• [Task requirements]:
Write out the full set of records below exactly.

• [Input for this task]:
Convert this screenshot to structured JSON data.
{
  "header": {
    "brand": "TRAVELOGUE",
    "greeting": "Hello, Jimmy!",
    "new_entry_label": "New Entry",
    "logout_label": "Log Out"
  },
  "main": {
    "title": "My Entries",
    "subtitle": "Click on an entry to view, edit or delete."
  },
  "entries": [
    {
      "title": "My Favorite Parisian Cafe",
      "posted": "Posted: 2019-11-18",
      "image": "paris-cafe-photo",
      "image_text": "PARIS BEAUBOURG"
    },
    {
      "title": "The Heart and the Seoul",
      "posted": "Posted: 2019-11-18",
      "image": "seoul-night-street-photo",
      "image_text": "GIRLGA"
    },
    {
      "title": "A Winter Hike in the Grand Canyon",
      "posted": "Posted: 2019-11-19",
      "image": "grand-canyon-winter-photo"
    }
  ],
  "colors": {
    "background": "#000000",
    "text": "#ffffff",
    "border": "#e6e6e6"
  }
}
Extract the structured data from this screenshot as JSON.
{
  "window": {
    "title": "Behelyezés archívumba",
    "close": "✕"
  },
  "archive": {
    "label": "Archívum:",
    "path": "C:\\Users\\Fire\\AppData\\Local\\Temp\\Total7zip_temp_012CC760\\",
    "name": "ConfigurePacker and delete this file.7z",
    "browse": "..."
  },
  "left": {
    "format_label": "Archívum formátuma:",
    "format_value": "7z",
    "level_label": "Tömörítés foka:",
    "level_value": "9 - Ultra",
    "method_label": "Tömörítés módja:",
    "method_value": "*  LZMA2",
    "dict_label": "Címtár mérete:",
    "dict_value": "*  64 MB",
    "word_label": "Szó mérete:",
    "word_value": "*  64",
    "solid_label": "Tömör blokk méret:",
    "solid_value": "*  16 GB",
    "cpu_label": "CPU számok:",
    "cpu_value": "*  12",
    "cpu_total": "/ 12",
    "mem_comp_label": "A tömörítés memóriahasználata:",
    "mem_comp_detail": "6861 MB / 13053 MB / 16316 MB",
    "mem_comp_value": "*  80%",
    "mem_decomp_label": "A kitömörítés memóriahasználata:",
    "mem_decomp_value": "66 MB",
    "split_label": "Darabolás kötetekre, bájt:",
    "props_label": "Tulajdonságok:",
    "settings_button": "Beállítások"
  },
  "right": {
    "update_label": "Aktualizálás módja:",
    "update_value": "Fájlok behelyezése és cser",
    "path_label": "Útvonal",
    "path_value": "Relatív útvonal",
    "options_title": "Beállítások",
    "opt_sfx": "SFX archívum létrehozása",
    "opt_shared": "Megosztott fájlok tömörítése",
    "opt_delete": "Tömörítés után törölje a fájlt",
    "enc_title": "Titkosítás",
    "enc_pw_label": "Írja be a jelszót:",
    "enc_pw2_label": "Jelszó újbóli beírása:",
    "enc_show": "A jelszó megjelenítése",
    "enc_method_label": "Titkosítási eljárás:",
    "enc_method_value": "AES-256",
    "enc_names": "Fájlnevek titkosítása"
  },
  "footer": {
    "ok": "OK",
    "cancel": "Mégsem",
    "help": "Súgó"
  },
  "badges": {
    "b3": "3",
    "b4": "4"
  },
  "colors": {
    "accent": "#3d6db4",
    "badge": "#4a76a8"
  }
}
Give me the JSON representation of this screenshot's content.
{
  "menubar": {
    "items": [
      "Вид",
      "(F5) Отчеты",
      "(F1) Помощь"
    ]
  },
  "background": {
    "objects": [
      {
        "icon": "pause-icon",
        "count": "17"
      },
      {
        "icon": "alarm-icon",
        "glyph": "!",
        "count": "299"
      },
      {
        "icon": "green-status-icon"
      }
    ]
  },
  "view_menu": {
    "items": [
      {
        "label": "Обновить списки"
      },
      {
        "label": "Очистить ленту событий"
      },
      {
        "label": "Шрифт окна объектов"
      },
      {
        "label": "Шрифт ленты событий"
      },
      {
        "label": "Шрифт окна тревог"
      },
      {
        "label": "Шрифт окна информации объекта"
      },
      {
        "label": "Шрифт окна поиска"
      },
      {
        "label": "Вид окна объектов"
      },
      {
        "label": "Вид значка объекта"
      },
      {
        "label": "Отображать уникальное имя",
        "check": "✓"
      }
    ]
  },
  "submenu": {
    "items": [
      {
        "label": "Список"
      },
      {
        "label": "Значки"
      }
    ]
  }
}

• [The solution]:
Convert this screenshot to structured JSON data.
{
  "header": {
    "brand": "TRAVELOGUE",
    "greeting": "Hello, Jimmy!",
    "new_entry_label": "New Entry",
    "logout_label": "Log Out"
  },
  "main": {
    "title": "My Entries",
    "subtitle": "Click on an entry to view, edit or delete."
  },
  "entries": [
    {
      "title": "My Favorite Parisian Cafe",
      "posted": "Posted: 2019-11-18",
      "image": "paris-cafe-photo",
      "image_text": "PARIS BEAUBOURG"
    },
    {
      "title": "The Heart and the Seoul",
      "posted": "Posted: 2019-11-18",
      "image": "seoul-night-street-photo",
      "image_text": "GIRLGA"
    },
    {
      "title": "A Winter Hike in the Grand Canyon",
      "posted": "Posted: 2019-11-19",
      "image": "grand-canyon-winter-photo"
    }
  ],
  "colors": {
    "background": "#000000",
    "text": "#ffffff",
    "border": "#e6e6e6"
  }
}
Extract the structured data from this screenshot as JSON.
{
  "window": {
    "title": "Behelyezés archívumba",
    "close": "✕"
  },
  "archive": {
    "label": "Archívum:",
    "path": "C:\\Users\\Fire\\AppData\\Local\\Temp\\Total7zip_temp_012CC760\\",
    "name": "ConfigurePacker and delete this file.7z",
    "browse": "..."
  },
  "left": {
    "format_label": "Archívum formátuma:",
    "format_value": "7z",
    "level_label": "Tömörítés foka:",
    "level_value": "9 - Ultra",
    "method_label": "Tömörítés módja:",
    "method_value": "*  LZMA2",
    "dict_label": "Címtár mérete:",
    "dict_value": "*  64 MB",
    "word_label": "Szó mérete:",
    "word_value": "*  64",
    "solid_label": "Tömör blokk méret:",
    "solid_value": "*  16 GB",
    "cpu_label": "CPU számok:",
    "cpu_value": "*  12",
    "cpu_total": "/ 12",
    "mem_comp_label": "A tömörítés memóriahasználata:",
    "mem_comp_detail": "6861 MB / 13053 MB / 16316 MB",
    "mem_comp_value": "*  80%",
    "mem_decomp_label": "A kitömörítés memóriahasználata:",
    "mem_decomp_value": "66 MB",
    "split_label": "Darabolás kötetekre, bájt:",
    "props_label": "Tulajdonságok:",
    "settings_button": "Beállítások"
  },
  "right": {
    "update_label": "Aktualizálás módja:",
    "update_value": "Fájlok behelyezése és cser",
    "path_label": "Útvonal",
    "path_value": "Relatív útvonal",
    "options_title": "Beállítások",
    "opt_sfx": "SFX archívum létrehozása",
    "opt_shared": "Megosztott fájlok tömörítése",
    "opt_delete": "Tömörítés után törölje a fájlt",
    "enc_title": "Titkosítás",
    "enc_pw_label": "Írja be a jelszót:",
    "enc_pw2_label": "Jelszó újbóli beírása:",
    "enc_show": "A jelszó megjelenítése",
    "enc_method_label": "Titkosítási eljárás:",
    "enc_method_value": "AES-256",
    "enc_names": "Fájlnevek titkosítása"
  },
  "footer": {
    "ok": "OK",
    "cancel": "Mégsem",
    "help": "Súgó"
  },
  "badges": {
    "b3": "3",
    "b4": "4"
  },
  "colors": {
    "accent": "#3d6db4",
    "badge": "#4a76a8"
  }
}
Give me the JSON representation of this screenshot's content.
{
  "menubar": {
    "items": [
      "Вид",
      "(F5) Отчеты",
      "(F1) Помощь"
    ]
  },
  "background": {
    "objects": [
      {
        "icon": "pause-icon",
        "count": "17"
      },
      {
        "icon": "alarm-icon",
        "glyph": "!",
        "count": "299"
      },
      {
        "icon": "green-status-icon"
      }
    ]
  },
  "view_menu": {
    "items": [
      {
        "label": "Обновить списки"
      },
      {
        "label": "Очистить ленту событий"
      },
      {
        "label": "Шрифт окна объектов"
      },
      {
        "label": "Шрифт ленты событий"
      },
      {
        "label": "Шрифт окна тревог"
      },
      {
        "label": "Шрифт окна информации объекта"
      },
      {
        "label": "Шрифт окна поиска"
      },
      {
        "label": "Вид окна объектов"
      },
      {
        "label": "Вид значка объекта"
      },
      {
        "label": "Отображать уникальное имя",
        "check": "✓"
      }
    ]
  },
  "submenu": {
    "items": [
      {
        "label": "Список"
      },
      {
        "label": "Значки"
      }
    ]
  }
}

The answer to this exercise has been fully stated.